> EXERCISE OBJECTIVE
All the data should come back exactly as it was given.

---+---

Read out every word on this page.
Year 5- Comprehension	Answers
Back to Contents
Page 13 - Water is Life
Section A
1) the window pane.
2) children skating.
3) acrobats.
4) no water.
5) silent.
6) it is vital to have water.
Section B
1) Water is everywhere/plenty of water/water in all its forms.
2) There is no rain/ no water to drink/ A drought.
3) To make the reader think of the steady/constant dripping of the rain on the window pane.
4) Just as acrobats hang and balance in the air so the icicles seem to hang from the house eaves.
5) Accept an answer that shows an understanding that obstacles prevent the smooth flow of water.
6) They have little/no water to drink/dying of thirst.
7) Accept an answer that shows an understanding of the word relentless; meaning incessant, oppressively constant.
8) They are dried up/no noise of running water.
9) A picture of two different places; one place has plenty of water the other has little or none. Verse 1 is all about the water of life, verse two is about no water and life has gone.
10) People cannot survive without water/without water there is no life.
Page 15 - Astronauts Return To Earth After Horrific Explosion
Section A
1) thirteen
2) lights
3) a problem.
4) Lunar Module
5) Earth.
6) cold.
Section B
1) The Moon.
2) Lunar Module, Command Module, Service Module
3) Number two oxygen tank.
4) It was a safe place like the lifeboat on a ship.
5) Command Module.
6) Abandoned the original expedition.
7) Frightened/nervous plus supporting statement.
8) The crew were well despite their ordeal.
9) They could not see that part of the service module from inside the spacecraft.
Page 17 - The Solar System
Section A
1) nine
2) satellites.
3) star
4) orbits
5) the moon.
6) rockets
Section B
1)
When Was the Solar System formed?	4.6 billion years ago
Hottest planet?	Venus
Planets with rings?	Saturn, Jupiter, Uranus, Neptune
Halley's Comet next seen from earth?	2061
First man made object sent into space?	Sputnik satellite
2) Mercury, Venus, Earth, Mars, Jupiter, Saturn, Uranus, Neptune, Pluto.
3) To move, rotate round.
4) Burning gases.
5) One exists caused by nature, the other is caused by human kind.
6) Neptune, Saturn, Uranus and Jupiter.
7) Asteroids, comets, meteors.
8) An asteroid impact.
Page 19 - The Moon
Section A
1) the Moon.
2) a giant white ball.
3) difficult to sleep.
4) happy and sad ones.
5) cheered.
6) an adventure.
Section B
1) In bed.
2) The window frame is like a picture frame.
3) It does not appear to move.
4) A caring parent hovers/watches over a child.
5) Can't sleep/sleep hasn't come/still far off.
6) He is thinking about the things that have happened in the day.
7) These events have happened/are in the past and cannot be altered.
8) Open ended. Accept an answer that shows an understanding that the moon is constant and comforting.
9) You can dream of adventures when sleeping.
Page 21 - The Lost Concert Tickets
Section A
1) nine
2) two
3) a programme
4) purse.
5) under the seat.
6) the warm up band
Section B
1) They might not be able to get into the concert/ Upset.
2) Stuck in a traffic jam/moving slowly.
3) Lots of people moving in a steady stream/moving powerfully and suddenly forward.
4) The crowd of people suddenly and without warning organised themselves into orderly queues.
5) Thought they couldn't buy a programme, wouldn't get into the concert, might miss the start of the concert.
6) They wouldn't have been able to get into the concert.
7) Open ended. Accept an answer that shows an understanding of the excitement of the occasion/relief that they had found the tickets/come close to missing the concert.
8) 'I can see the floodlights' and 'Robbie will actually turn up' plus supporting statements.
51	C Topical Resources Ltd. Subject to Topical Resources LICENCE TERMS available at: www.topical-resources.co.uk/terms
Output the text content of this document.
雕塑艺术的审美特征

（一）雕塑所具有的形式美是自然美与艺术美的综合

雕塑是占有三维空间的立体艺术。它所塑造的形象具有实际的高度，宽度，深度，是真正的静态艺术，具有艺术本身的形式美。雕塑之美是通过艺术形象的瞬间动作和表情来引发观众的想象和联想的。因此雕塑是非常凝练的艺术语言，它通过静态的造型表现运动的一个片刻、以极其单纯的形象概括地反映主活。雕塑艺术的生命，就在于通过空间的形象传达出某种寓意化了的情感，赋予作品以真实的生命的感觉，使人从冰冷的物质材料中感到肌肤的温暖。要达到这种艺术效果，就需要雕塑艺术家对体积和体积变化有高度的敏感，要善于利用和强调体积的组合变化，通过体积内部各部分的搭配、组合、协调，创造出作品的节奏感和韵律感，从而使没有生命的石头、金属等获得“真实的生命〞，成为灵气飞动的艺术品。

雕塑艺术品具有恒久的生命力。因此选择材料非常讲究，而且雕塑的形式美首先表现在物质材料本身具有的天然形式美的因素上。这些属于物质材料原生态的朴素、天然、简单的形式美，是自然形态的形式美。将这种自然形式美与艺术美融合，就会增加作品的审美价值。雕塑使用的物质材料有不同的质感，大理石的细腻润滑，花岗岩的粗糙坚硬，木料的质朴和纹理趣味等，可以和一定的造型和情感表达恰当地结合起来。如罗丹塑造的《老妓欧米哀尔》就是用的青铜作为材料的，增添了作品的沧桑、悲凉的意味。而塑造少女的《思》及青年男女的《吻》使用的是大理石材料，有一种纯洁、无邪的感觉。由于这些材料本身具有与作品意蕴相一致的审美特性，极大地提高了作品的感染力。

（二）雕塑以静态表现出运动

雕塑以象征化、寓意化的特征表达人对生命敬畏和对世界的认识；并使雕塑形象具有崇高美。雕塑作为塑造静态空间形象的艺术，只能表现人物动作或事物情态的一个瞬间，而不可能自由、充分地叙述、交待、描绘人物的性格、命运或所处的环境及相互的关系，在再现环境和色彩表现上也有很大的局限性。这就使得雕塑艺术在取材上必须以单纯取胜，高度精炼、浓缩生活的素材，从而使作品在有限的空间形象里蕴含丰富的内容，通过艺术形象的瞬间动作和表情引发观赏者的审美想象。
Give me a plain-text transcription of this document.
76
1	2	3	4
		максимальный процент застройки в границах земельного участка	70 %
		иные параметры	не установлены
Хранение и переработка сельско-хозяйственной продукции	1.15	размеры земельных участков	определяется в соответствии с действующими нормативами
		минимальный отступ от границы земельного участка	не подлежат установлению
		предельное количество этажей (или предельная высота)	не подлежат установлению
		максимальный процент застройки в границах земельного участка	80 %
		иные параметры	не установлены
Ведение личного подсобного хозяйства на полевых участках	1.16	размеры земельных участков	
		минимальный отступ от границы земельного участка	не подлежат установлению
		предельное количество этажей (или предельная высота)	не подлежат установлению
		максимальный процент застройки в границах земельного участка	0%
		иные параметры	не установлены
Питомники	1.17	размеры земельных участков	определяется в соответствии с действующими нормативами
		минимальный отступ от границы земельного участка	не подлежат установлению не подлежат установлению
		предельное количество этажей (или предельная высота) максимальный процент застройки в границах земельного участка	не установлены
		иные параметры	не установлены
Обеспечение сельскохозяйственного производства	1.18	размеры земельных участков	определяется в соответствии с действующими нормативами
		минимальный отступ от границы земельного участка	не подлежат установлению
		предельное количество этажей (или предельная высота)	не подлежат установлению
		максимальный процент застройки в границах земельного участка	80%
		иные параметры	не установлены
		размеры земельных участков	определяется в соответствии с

---+---

> ANSWER TO THIS EXERCISE
Read out every word on this page.
Year 5- Comprehension	Answers
Back to Contents
Page 13 - Water is Life
Section A
1) the window pane.
2) children skating.
3) acrobats.
4) no water.
5) silent.
6) it is vital to have water.
Section B
1) Water is everywhere/plenty of water/water in all its forms.
2) There is no rain/ no water to drink/ A drought.
3) To make the reader think of the steady/constant dripping of the rain on the window pane.
4) Just as acrobats hang and balance in the air so the icicles seem to hang from the house eaves.
5) Accept an answer that shows an understanding that obstacles prevent the smooth flow of water.
6) They have little/no water to drink/dying of thirst.
7) Accept an answer that shows an understanding of the word relentless; meaning incessant, oppressively constant.
8) They are dried up/no noise of running water.
9) A picture of two different places; one place has plenty of water the other has little or none. Verse 1 is all about the water of life, verse two is about no water and life has gone.
10) People cannot survive without water/without water there is no life.
Page 15 - Astronauts Return To Earth After Horrific Explosion
Section A
1) thirteen
2) lights
3) a problem.
4) Lunar Module
5) Earth.
6) cold.
Section B
1) The Moon.
2) Lunar Module, Command Module, Service Module
3) Number two oxygen tank.
4) It was a safe place like the lifeboat on a ship.
5) Command Module.
6) Abandoned the original expedition.
7) Frightened/nervous plus supporting statement.
8) The crew were well despite their ordeal.
9) They could not see that part of the service module from inside the spacecraft.
Page 17 - The Solar System
Section A
1) nine
2) satellites.
3) star
4) orbits
5) the moon.
6) rockets
Section B
1)
When Was the Solar System formed?	4.6 billion years ago
Hottest planet?	Venus
Planets with rings?	Saturn, Jupiter, Uranus, Neptune
Halley's Comet next seen from earth?	2061
First man made object sent into space?	Sputnik satellite
2) Mercury, Venus, Earth, Mars, Jupiter, Saturn, Uranus, Neptune, Pluto.
3) To move, rotate round.
4) Burning gases.
5) One exists caused by nature, the other is caused by human kind.
6) Neptune, Saturn, Uranus and Jupiter.
7) Asteroids, comets, meteors.
8) An asteroid impact.
Page 19 - The Moon
Section A
1) the Moon.
2) a giant white ball.
3) difficult to sleep.
4) happy and sad ones.
5) cheered.
6) an adventure.
Section B
1) In bed.
2) The window frame is like a picture frame.
3) It does not appear to move.
4) A caring parent hovers/watches over a child.
5) Can't sleep/sleep hasn't come/still far off.
6) He is thinking about the things that have happened in the day.
7) These events have happened/are in the past and cannot be altered.
8) Open ended. Accept an answer that shows an understanding that the moon is constant and comforting.
9) You can dream of adventures when sleeping.
Page 21 - The Lost Concert Tickets
Section A
1) nine
2) two
3) a programme
4) purse.
5) under the seat.
6) the warm up band
Section B
1) They might not be able to get into the concert/ Upset.
2) Stuck in a traffic jam/moving slowly.
3) Lots of people moving in a steady stream/moving powerfully and suddenly forward.
4) The crowd of people suddenly and without warning organised themselves into orderly queues.
5) Thought they couldn't buy a programme, wouldn't get into the concert, might miss the start of the concert.
6) They wouldn't have been able to get into the concert.
7) Open ended. Accept an answer that shows an understanding of the excitement of the occasion/relief that they had found the tickets/come close to missing the concert.
8) 'I can see the floodlights' and 'Robbie will actually turn up' plus supporting statements.
51	C Topical Resources Ltd. Subject to Topical Resources LICENCE TERMS available at: www.topical-resources.co.uk/terms
Output the text content of this document.
雕塑艺术的审美特征

（一）雕塑所具有的形式美是自然美与艺术美的综合

雕塑是占有三维空间的立体艺术。它所塑造的形象具有实际的高度，宽度，深度，是真正的静态艺术，具有艺术本身的形式美。雕塑之美是通过艺术形象的瞬间动作和表情来引发观众的想象和联想的。因此雕塑是非常凝练的艺术语言，它通过静态的造型表现运动的一个片刻、以极其单纯的形象概括地反映主活。雕塑艺术的生命，就在于通过空间的形象传达出某种寓意化了的情感，赋予作品以真实的生命的感觉，使人从冰冷的物质材料中感到肌肤的温暖。要达到这种艺术效果，就需要雕塑艺术家对体积和体积变化有高度的敏感，要善于利用和强调体积的组合变化，通过体积内部各部分的搭配、组合、协调，创造出作品的节奏感和韵律感，从而使没有生命的石头、金属等获得“真实的生命〞，成为灵气飞动的艺术品。

雕塑艺术品具有恒久的生命力。因此选择材料非常讲究，而且雕塑的形式美首先表现在物质材料本身具有的天然形式美的因素上。这些属于物质材料原生态的朴素、天然、简单的形式美，是自然形态的形式美。将这种自然形式美与艺术美融合，就会增加作品的审美价值。雕塑使用的物质材料有不同的质感，大理石的细腻润滑，花岗岩的粗糙坚硬，木料的质朴和纹理趣味等，可以和一定的造型和情感表达恰当地结合起来。如罗丹塑造的《老妓欧米哀尔》就是用的青铜作为材料的，增添了作品的沧桑、悲凉的意味。而塑造少女的《思》及青年男女的《吻》使用的是大理石材料，有一种纯洁、无邪的感觉。由于这些材料本身具有与作品意蕴相一致的审美特性，极大地提高了作品的感染力。

（二）雕塑以静态表现出运动

雕塑以象征化、寓意化的特征表达人对生命敬畏和对世界的认识；并使雕塑形象具有崇高美。雕塑作为塑造静态空间形象的艺术，只能表现人物动作或事物情态的一个瞬间，而不可能自由、充分地叙述、交待、描绘人物的性格、命运或所处的环境及相互的关系，在再现环境和色彩表现上也有很大的局限性。这就使得雕塑艺术在取材上必须以单纯取胜，高度精炼、浓缩生活的素材，从而使作品在有限的空间形象里蕴含丰富的内容，通过艺术形象的瞬间动作和表情引发观赏者的审美想象。
Give me a plain-text transcription of this document.
76
1	2	3	4
		максимальный процент застройки в границах земельного участка	70 %
		иные параметры	не установлены
Хранение и переработка сельско-хозяйственной продукции	1.15	размеры земельных участков	определяется в соответствии с действующими нормативами
		минимальный отступ от границы земельного участка	не подлежат установлению
		предельное количество этажей (или предельная высота)	не подлежат установлению
		максимальный процент застройки в границах земельного участка	80 %
		иные параметры	не установлены
Ведение личного подсобного хозяйства на полевых участках	1.16	размеры земельных участков	
		минимальный отступ от границы земельного участка	не подлежат установлению
		предельное количество этажей (или предельная высота)	не подлежат установлению
		максимальный процент застройки в границах земельного участка	0%
		иные параметры	не установлены
Питомники	1.17	размеры земельных участков	определяется в соответствии с действующими нормативами
		минимальный отступ от границы земельного участка	не подлежат установлению не подлежат установлению
		предельное количество этажей (или предельная высота) максимальный процент застройки в границах земельного участка	не установлены
		иные параметры	не установлены
Обеспечение сельскохозяйственного производства	1.18	размеры земельных участков	определяется в соответствии с действующими нормативами
		минимальный отступ от границы земельного участка	не подлежат установлению
		предельное количество этажей (или предельная высота)	не подлежат установлению
		максимальный процент застройки в границах земельного участка	80%
		иные параметры	не установлены
		размеры земельных участков	определяется в соответствии с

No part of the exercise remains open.